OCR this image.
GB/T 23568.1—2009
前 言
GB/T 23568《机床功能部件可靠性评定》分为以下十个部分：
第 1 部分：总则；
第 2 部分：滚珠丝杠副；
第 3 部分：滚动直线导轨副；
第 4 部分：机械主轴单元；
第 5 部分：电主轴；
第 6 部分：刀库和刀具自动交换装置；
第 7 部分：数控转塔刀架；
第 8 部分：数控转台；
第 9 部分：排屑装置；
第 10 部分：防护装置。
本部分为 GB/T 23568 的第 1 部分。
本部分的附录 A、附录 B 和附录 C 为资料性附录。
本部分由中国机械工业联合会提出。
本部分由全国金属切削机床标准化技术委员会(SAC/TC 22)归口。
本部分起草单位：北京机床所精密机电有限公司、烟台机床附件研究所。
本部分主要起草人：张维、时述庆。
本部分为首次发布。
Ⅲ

**********

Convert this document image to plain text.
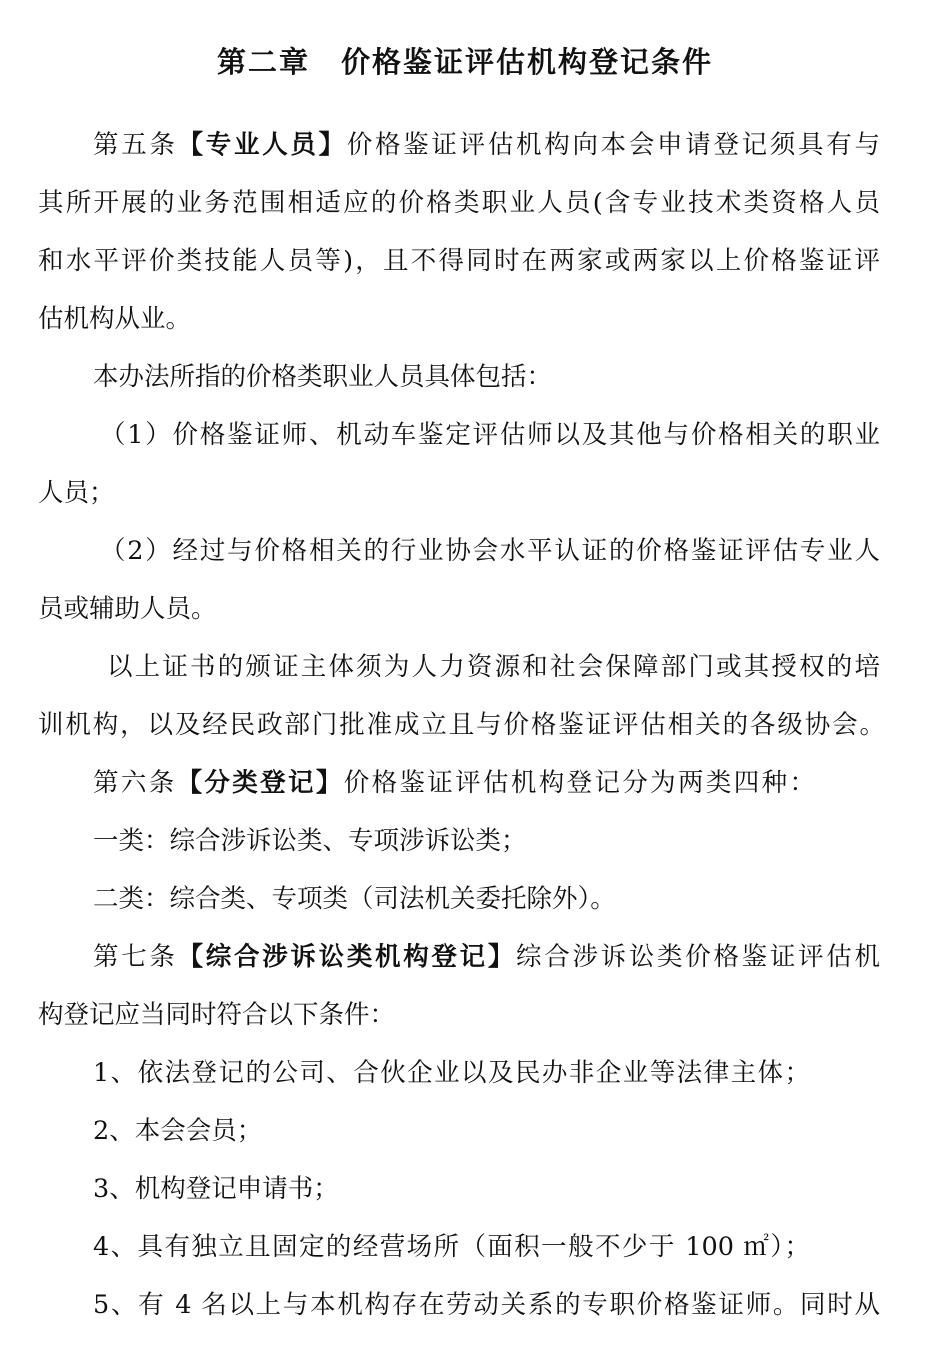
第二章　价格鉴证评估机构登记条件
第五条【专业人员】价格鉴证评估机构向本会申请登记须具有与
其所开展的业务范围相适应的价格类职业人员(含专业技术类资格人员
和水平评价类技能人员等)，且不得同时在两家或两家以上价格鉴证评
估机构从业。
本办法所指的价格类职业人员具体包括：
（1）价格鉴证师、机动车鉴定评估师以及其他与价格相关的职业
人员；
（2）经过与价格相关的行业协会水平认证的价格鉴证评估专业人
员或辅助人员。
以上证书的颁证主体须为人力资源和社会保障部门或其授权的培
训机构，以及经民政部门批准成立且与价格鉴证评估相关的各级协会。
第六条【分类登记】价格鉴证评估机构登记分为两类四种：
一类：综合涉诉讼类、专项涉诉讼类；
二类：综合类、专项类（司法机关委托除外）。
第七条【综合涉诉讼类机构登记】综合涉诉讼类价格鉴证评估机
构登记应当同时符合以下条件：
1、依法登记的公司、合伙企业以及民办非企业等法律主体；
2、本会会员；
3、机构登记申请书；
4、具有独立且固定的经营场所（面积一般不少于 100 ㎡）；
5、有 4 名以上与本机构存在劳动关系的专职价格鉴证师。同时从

**********

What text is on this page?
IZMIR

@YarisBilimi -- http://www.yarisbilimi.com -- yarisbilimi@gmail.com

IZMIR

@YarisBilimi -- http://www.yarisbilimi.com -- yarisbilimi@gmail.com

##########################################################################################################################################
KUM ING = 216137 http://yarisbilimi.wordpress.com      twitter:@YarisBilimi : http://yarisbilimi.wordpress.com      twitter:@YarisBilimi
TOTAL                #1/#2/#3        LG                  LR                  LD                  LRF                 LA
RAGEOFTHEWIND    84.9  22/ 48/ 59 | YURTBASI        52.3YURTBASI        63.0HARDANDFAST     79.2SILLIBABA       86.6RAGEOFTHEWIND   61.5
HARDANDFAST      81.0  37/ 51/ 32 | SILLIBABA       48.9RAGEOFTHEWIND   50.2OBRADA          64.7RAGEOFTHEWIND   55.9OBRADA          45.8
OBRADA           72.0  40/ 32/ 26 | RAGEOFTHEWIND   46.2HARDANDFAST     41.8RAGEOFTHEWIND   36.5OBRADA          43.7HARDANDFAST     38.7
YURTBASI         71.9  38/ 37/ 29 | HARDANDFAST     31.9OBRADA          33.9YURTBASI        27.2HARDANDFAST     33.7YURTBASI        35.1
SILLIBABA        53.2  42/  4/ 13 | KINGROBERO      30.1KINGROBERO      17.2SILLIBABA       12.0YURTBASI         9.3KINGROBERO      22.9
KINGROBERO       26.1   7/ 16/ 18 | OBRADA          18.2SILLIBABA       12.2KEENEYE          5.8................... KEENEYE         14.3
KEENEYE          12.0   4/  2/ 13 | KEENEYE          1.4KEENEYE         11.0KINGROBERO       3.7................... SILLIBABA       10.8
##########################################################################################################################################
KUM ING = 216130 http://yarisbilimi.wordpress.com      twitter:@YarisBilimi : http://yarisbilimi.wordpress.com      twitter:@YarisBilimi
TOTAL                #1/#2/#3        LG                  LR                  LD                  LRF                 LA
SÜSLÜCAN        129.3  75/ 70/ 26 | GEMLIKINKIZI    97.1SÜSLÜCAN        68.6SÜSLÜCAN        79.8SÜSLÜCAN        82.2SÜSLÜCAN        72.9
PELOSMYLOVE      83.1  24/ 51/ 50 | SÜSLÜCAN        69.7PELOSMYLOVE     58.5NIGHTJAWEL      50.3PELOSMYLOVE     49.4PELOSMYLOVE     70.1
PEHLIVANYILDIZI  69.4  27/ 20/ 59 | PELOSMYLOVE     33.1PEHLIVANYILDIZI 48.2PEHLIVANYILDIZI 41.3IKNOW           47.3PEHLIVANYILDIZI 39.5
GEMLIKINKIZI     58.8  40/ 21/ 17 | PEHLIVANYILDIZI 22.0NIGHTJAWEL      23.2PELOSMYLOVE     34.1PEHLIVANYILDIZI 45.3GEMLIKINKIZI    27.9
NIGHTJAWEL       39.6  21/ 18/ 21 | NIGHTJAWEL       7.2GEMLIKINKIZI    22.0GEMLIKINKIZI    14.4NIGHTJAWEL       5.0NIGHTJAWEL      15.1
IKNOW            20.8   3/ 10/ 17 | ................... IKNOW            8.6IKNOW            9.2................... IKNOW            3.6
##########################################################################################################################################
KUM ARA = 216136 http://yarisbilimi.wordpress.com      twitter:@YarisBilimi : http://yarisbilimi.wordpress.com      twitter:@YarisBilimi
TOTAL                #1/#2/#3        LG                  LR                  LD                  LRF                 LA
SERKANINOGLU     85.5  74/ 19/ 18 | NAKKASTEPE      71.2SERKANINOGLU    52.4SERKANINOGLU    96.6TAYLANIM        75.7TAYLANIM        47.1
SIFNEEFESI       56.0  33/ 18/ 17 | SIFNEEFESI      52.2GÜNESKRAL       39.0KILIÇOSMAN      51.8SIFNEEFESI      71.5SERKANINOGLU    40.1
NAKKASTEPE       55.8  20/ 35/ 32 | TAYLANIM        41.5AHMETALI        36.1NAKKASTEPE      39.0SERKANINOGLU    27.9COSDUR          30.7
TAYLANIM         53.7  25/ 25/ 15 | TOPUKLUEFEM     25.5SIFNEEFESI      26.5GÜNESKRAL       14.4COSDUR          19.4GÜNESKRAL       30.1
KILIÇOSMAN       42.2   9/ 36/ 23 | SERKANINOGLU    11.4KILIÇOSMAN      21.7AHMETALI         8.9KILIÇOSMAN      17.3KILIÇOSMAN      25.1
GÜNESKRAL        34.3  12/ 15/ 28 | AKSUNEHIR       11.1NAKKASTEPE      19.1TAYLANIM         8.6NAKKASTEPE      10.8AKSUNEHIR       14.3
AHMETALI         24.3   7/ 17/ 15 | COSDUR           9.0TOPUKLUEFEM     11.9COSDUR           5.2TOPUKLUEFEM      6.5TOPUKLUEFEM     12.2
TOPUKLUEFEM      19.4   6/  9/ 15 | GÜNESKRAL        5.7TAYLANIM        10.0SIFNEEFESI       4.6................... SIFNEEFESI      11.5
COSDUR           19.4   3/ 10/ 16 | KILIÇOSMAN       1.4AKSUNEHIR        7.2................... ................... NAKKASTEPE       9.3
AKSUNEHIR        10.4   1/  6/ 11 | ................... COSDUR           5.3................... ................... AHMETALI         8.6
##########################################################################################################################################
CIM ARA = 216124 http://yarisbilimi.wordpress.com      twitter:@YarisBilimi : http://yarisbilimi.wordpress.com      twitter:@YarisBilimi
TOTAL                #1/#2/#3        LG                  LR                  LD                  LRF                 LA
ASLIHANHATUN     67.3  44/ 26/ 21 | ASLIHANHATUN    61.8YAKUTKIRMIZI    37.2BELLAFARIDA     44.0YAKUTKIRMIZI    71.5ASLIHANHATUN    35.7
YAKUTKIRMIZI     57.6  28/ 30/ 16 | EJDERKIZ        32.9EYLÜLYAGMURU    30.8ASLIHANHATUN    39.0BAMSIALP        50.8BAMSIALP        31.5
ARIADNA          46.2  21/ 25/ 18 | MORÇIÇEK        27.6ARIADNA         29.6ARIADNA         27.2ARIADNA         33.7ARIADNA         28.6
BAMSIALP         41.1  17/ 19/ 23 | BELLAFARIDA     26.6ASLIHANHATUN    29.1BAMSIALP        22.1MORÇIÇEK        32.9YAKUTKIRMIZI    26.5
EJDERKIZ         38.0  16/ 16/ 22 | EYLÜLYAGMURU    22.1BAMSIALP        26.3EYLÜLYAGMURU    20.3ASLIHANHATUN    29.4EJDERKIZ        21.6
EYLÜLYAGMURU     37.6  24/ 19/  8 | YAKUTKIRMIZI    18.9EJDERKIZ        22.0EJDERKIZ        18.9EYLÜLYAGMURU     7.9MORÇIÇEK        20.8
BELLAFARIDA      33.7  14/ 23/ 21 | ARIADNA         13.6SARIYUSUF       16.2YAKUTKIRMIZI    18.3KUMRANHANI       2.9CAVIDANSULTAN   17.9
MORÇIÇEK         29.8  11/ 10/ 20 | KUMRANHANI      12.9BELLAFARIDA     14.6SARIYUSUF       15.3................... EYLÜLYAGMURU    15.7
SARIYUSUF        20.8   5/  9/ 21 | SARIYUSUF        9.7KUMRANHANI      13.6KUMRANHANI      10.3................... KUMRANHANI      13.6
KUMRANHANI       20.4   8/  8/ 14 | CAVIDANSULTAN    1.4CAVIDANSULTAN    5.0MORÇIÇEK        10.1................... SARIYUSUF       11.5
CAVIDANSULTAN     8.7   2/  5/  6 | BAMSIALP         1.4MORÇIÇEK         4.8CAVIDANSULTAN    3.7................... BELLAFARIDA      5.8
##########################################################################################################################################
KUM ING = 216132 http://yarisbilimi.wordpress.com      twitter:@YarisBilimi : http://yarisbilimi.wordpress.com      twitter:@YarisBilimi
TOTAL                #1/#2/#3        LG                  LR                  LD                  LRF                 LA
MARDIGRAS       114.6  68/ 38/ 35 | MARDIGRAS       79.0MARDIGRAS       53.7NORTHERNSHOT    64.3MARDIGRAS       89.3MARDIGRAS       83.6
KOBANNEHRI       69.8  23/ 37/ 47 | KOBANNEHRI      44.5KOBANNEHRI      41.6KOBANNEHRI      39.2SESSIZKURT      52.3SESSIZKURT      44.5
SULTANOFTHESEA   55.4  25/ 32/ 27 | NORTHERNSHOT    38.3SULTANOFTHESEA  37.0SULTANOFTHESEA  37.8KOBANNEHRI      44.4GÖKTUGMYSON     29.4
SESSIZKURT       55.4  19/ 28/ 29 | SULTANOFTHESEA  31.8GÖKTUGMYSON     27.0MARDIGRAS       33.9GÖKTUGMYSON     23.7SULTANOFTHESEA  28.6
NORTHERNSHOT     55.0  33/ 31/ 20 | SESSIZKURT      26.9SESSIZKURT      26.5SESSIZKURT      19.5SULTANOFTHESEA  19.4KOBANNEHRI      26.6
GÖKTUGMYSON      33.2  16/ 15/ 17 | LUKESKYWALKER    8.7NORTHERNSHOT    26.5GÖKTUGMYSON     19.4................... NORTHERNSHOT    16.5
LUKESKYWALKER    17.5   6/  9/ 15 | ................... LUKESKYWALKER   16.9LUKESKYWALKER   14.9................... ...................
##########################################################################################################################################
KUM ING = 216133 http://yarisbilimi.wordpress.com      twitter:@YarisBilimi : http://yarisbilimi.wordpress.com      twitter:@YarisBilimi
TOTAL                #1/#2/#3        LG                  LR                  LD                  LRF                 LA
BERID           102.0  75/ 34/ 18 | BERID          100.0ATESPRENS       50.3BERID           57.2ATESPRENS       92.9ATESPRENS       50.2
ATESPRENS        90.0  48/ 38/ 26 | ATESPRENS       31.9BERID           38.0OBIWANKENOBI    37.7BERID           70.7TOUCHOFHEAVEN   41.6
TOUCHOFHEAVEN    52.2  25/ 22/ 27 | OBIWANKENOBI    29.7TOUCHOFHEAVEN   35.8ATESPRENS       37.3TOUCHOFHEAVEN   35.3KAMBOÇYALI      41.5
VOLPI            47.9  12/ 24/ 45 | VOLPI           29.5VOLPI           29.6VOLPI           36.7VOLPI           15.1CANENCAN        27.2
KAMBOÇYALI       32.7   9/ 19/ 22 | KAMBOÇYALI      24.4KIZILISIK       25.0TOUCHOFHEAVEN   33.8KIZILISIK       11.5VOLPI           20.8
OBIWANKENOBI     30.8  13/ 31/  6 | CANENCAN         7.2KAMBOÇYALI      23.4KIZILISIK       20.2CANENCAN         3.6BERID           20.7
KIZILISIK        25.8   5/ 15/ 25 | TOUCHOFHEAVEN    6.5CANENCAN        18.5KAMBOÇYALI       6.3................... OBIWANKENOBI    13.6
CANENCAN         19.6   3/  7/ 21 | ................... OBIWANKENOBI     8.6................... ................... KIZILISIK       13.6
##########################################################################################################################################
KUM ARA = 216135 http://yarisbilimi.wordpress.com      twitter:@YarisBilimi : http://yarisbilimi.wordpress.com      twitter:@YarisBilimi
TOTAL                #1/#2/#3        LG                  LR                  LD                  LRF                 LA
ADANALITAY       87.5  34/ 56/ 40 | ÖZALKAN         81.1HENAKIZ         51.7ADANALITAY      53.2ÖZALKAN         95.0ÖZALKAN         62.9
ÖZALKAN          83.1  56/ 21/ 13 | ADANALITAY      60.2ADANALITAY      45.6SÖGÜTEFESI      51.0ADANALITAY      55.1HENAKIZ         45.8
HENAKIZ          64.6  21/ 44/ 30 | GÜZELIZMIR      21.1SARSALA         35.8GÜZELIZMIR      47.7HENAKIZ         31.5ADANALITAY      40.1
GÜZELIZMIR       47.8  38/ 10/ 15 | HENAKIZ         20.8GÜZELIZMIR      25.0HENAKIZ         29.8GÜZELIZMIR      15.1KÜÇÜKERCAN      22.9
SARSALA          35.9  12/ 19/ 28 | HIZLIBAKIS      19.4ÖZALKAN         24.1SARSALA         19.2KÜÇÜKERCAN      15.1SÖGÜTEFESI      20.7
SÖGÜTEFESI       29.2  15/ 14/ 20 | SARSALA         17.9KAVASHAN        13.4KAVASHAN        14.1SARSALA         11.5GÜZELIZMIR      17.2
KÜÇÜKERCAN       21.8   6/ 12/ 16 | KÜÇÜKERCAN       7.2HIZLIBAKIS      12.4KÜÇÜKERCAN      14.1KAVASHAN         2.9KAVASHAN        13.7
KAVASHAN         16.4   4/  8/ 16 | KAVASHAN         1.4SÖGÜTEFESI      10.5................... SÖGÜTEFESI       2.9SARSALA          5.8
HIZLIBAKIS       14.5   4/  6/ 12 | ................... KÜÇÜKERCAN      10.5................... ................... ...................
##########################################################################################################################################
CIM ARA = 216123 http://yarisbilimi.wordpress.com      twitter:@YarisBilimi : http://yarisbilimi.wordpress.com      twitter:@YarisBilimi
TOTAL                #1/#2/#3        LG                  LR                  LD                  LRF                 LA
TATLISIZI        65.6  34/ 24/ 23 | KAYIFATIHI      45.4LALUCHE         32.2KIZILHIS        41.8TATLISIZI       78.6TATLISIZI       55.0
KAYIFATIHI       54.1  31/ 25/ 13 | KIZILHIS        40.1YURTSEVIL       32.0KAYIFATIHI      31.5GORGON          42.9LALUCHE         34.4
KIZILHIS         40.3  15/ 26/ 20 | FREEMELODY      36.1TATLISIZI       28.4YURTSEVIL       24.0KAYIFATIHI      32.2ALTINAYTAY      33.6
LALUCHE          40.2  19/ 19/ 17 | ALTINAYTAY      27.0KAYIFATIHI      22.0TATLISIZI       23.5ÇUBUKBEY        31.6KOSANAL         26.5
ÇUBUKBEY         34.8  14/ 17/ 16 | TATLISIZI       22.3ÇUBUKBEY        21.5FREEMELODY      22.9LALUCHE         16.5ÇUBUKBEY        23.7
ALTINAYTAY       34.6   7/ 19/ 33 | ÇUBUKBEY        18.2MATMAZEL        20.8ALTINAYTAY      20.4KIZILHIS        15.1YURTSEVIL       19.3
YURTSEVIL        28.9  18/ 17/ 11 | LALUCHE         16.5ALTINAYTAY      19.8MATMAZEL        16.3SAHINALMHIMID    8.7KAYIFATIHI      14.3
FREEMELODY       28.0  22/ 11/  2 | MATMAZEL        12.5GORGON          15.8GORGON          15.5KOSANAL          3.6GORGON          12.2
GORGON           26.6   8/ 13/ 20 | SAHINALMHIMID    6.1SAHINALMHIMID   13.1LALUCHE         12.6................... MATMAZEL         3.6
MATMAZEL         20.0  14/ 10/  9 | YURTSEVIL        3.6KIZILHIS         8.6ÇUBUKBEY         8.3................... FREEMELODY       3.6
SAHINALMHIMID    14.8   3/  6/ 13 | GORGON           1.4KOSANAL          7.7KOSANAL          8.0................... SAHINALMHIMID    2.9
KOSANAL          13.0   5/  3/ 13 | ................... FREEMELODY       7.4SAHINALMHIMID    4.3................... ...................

**********

The exercise => Scan the material above and determine how many lines include the word "this"; report only the number.

Reply to the task => 3